Goal of the exercise: Reproduce the records below word for word, from their first line through the line that contains "The pressure transfer medium 18a".

Dataset entries:
━━━━━━━━━━━━━━━━
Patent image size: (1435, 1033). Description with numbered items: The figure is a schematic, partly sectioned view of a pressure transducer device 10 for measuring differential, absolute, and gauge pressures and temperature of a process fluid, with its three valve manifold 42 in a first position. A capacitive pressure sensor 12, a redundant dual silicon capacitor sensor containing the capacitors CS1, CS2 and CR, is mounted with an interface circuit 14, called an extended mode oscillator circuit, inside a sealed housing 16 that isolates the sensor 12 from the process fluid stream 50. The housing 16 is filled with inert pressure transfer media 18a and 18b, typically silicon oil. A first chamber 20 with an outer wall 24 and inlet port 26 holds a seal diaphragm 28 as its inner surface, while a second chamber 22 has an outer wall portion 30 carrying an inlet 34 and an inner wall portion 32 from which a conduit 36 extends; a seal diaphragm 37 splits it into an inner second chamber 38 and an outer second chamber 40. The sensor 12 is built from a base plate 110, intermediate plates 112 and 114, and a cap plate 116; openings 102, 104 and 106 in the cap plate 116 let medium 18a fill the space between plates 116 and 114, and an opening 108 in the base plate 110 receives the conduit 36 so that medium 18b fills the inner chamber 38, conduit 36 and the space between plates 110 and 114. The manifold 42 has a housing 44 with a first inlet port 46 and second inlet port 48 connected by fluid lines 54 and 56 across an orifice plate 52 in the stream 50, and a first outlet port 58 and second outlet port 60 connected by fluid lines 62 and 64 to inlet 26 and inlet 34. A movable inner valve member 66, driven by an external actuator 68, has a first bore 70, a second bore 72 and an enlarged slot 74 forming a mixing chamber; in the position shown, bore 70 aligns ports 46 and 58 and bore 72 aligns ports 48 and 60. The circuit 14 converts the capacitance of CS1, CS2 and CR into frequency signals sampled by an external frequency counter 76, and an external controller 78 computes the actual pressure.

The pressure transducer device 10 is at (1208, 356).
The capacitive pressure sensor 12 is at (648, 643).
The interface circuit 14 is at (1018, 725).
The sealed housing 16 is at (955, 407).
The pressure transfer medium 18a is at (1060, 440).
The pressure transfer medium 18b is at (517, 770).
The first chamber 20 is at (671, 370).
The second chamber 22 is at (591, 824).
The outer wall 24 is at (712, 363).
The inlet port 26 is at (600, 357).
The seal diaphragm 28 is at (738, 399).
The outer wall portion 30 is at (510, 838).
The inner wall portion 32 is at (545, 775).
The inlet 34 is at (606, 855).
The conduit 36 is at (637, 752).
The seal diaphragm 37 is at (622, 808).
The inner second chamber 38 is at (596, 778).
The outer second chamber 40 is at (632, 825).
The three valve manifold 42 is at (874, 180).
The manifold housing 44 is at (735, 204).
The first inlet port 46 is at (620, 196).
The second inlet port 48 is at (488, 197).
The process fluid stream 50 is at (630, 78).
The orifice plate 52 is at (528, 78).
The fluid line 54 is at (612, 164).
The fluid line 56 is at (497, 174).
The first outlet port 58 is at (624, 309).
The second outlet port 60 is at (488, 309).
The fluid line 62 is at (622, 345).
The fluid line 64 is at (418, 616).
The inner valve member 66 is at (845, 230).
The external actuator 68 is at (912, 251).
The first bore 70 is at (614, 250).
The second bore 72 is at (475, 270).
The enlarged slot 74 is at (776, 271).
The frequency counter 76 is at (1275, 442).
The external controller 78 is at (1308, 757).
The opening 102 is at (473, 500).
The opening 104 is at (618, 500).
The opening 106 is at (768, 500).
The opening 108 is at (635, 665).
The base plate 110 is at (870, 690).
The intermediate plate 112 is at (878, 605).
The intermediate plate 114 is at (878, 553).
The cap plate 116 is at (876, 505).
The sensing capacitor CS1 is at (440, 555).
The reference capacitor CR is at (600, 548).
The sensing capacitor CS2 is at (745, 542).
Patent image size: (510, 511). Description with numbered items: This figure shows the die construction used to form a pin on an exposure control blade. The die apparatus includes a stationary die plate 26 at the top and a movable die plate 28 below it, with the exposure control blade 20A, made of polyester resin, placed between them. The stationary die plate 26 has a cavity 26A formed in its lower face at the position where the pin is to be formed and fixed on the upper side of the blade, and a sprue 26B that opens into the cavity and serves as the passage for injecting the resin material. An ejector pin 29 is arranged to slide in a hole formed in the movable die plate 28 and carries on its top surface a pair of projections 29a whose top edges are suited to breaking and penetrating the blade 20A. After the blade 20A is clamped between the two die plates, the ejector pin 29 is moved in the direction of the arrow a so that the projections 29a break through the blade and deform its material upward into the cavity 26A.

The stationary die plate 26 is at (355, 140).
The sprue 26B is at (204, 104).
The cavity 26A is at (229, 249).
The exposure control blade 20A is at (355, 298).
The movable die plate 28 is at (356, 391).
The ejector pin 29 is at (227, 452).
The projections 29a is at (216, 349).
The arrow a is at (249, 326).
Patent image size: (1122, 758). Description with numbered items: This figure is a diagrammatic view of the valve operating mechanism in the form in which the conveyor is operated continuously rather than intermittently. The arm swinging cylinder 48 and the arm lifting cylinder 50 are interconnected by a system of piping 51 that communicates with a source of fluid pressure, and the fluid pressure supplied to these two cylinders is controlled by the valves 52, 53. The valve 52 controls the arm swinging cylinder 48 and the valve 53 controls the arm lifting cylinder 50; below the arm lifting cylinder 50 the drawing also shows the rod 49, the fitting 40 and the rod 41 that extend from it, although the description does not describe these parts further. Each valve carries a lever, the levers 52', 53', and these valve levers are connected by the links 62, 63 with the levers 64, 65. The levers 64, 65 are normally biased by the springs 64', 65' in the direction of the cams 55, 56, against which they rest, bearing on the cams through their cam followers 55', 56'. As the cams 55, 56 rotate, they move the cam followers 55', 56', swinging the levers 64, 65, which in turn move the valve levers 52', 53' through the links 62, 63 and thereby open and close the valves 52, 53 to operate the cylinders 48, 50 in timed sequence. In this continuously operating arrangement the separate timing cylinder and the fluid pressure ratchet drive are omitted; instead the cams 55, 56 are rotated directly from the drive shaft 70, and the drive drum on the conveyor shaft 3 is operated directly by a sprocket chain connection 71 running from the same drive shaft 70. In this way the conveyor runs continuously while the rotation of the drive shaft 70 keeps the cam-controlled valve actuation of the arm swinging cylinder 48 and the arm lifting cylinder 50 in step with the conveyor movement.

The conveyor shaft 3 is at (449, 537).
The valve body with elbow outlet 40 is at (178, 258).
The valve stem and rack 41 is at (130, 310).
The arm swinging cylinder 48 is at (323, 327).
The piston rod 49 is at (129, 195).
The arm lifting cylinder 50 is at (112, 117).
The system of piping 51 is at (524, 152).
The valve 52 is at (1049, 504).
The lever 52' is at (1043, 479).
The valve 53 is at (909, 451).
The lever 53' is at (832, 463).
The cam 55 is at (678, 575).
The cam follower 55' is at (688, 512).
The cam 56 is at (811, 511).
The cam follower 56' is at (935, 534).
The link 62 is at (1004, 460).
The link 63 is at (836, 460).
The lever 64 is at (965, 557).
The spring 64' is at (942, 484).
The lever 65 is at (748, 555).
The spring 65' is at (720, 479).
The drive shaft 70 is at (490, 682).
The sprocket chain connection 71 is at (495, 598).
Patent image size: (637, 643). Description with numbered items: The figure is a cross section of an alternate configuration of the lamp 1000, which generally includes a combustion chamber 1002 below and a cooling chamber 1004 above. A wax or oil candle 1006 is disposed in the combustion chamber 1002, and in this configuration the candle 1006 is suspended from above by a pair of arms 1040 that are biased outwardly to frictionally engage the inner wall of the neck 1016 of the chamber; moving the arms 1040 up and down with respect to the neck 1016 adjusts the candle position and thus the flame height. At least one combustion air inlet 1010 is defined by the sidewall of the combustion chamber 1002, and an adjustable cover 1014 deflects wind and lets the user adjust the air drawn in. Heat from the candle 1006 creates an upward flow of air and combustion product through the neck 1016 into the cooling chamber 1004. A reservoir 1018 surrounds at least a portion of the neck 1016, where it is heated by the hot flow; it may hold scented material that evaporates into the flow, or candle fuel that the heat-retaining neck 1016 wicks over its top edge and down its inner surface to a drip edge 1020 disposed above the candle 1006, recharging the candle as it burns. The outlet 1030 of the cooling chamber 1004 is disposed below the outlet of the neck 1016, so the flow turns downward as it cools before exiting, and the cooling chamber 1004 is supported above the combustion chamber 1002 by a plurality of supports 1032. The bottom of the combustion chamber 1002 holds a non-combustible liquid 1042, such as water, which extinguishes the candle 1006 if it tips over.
━━━━━━━━━━━━━━━━
Task result:
Patent image size: (1435, 1033). Description with numbered items: The figure is a schematic, partly sectioned view of a pressure transducer device 10 for measuring differential, absolute, and gauge pressures and temperature of a process fluid, with its three valve manifold 42 in a first position. A capacitive pressure sensor 12, a redundant dual silicon capacitor sensor containing the capacitors CS1, CS2 and CR, is mounted with an interface circuit 14, called an extended mode oscillator circuit, inside a sealed housing 16 that isolates the sensor 12 from the process fluid stream 50. The housing 16 is filled with inert pressure transfer media 18a and 18b, typically silicon oil. A first chamber 20 with an outer wall 24 and inlet port 26 holds a seal diaphragm 28 as its inner surface, while a second chamber 22 has an outer wall portion 30 carrying an inlet 34 and an inner wall portion 32 from which a conduit 36 extends; a seal diaphragm 37 splits it into an inner second chamber 38 and an outer second chamber 40. The sensor 12 is built from a base plate 110, intermediate plates 112 and 114, and a cap plate 116; openings 102, 104 and 106 in the cap plate 116 let medium 18a fill the space between plates 116 and 114, and an opening 108 in the base plate 110 receives the conduit 36 so that medium 18b fills the inner chamber 38, conduit 36 and the space between plates 110 and 114. The manifold 42 has a housing 44 with a first inlet port 46 and second inlet port 48 connected by fluid lines 54 and 56 across an orifice plate 52 in the stream 50, and a first outlet port 58 and second outlet port 60 connected by fluid lines 62 and 64 to inlet 26 and inlet 34. A movable inner valve member 66, driven by an external actuator 68, has a first bore 70, a second bore 72 and an enlarged slot 74 forming a mixing chamber; in the position shown, bore 70 aligns ports 46 and 58 and bore 72 aligns ports 48 and 60. The circuit 14 converts the capacitance of CS1, CS2 and CR into frequency signals sampled by an external frequency counter 76, and an external controller 78 computes the actual pressure.

The pressure transducer device 10 is at (1208, 356).
The capacitive pressure sensor 12 is at (648, 643).
The interface circuit 14 is at (1018, 725).
The sealed housing 16 is at (955, 407).
The pressure transfer medium 18a is at (1060, 440).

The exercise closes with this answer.